→ **DATA PROVIDED**
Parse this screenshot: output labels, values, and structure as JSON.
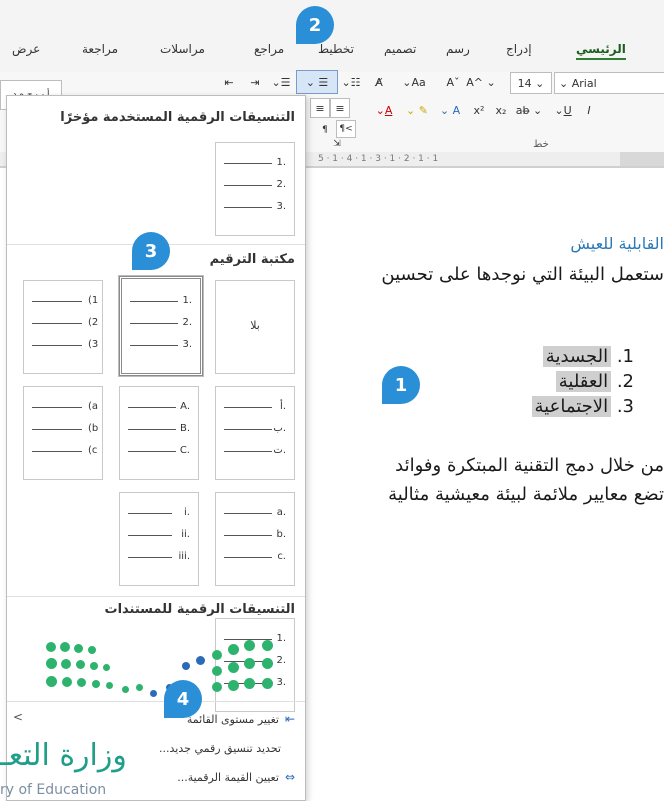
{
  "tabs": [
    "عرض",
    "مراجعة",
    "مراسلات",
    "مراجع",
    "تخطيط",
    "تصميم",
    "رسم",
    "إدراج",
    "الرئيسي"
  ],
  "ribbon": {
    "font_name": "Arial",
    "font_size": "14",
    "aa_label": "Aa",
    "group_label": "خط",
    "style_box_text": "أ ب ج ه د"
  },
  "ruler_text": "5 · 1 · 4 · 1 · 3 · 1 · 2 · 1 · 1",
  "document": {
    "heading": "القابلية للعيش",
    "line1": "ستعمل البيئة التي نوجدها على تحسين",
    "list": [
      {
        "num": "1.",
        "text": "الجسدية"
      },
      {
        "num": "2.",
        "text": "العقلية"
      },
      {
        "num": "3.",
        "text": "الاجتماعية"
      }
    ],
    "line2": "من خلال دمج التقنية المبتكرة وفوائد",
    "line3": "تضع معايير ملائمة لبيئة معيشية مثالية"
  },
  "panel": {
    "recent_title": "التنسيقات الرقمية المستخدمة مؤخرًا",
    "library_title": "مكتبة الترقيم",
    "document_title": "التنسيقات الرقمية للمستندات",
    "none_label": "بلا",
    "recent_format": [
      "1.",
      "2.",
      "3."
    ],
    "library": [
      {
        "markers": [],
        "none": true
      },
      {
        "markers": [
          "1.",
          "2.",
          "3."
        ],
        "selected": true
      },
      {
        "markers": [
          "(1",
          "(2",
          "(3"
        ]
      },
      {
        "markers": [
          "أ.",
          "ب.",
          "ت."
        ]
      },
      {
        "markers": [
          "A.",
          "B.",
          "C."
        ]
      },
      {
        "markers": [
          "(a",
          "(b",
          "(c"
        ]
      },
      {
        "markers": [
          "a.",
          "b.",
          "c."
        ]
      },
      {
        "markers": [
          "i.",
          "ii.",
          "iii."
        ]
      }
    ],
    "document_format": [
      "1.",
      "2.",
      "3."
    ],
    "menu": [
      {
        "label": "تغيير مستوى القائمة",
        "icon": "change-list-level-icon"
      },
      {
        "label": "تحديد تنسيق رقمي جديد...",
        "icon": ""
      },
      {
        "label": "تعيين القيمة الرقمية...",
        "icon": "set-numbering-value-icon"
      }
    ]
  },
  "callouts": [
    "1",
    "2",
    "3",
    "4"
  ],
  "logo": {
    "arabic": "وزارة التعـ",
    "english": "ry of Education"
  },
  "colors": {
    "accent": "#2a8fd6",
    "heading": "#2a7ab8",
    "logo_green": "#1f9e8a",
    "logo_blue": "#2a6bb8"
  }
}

→ **PROBLEM STATEMENT**
Keep only those lines of the records that hold "heading", and return them.

→ **EXERCISE RESPONSE**
    "heading": "القابلية للعيش",
    "heading": "#2a7ab8",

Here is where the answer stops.